### Stored records
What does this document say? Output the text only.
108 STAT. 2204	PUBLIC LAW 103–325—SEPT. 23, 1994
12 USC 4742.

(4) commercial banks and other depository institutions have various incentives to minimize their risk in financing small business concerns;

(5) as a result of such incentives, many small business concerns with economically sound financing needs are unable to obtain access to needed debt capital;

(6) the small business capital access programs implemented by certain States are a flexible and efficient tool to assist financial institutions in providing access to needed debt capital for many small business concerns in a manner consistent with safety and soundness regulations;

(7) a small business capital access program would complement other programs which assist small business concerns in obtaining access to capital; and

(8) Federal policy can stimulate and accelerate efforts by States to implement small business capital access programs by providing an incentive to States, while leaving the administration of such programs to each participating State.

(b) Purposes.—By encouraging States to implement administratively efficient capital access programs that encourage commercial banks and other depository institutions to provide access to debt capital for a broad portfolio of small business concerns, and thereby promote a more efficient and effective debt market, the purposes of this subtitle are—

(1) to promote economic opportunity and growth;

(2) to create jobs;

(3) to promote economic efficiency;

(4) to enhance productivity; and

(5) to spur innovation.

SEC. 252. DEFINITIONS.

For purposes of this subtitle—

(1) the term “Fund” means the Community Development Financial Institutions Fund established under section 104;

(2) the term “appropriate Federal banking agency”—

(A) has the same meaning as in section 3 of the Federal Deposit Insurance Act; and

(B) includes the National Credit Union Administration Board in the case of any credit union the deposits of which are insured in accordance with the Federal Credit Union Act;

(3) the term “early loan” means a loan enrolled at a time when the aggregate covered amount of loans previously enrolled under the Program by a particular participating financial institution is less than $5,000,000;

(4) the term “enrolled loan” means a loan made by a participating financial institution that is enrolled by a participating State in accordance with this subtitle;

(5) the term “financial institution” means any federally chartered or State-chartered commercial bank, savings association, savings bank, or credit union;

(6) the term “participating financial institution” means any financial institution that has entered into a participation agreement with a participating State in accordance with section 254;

==

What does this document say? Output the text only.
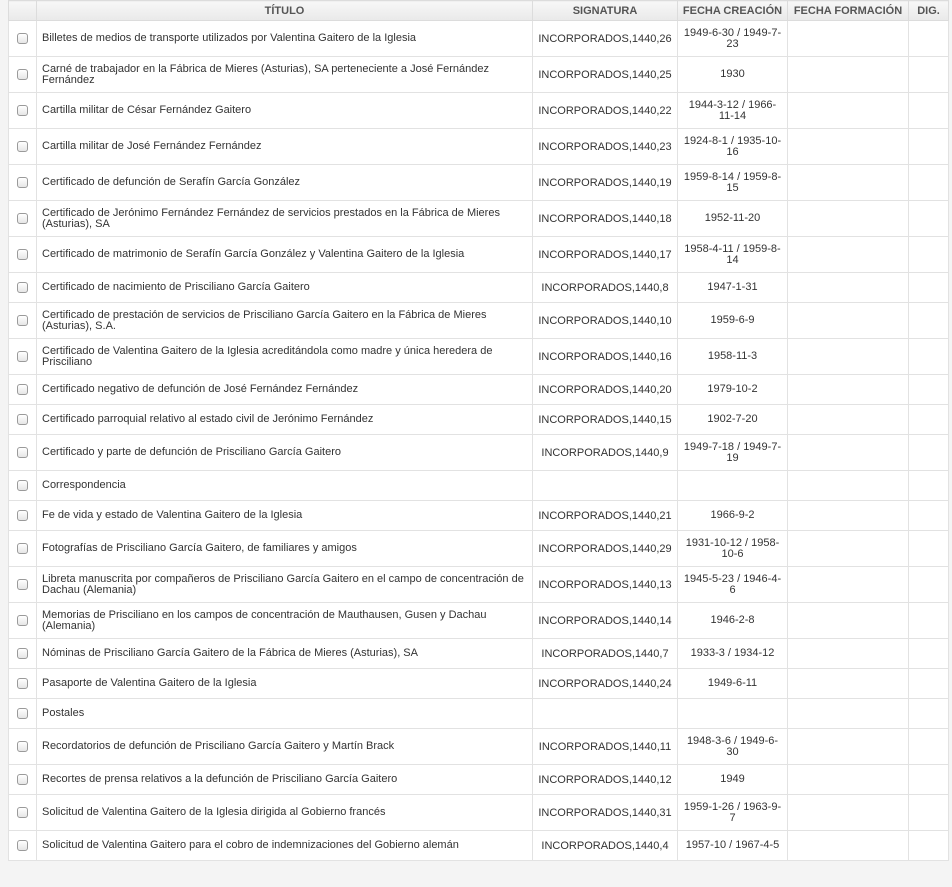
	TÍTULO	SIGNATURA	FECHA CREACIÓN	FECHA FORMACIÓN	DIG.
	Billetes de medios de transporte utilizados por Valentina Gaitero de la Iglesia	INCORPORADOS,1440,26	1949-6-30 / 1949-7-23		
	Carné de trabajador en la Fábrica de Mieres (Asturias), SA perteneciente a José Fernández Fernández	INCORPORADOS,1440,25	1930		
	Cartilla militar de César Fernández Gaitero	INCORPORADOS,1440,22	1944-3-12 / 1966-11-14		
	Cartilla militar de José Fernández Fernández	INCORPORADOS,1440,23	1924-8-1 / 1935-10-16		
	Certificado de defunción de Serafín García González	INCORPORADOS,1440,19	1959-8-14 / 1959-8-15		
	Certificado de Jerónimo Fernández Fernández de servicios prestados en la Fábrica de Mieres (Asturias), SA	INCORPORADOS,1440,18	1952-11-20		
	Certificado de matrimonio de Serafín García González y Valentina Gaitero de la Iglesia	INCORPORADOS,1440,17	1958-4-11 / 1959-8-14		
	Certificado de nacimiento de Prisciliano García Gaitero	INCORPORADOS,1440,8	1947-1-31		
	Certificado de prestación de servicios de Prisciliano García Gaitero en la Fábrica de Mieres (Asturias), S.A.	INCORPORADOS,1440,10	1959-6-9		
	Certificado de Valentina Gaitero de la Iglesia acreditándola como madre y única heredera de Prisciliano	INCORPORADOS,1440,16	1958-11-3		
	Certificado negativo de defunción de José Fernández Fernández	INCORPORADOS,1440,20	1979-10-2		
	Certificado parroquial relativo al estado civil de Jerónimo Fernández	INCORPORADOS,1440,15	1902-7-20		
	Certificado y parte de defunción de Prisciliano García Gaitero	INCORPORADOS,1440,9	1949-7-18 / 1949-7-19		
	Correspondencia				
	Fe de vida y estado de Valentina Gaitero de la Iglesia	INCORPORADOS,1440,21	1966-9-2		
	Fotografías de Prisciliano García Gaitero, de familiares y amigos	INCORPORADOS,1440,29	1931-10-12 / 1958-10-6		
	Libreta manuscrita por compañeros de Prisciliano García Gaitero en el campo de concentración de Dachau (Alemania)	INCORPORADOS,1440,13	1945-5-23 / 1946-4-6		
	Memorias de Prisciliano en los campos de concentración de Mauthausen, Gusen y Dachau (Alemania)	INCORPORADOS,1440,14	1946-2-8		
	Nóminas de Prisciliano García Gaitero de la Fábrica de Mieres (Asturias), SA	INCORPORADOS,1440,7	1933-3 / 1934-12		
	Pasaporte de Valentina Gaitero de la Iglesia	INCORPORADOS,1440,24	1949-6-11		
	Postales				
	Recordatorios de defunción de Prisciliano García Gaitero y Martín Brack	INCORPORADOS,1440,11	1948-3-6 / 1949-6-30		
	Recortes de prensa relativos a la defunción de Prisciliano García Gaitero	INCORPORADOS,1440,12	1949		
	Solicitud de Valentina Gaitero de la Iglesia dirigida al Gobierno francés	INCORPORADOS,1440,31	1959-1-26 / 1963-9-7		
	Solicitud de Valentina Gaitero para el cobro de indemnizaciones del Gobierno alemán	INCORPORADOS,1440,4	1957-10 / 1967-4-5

### WHAT YOU ARE ASKED TO DO
Looking at the material above, count the lines that hold "such" and give the total alone.

### ANSWER
2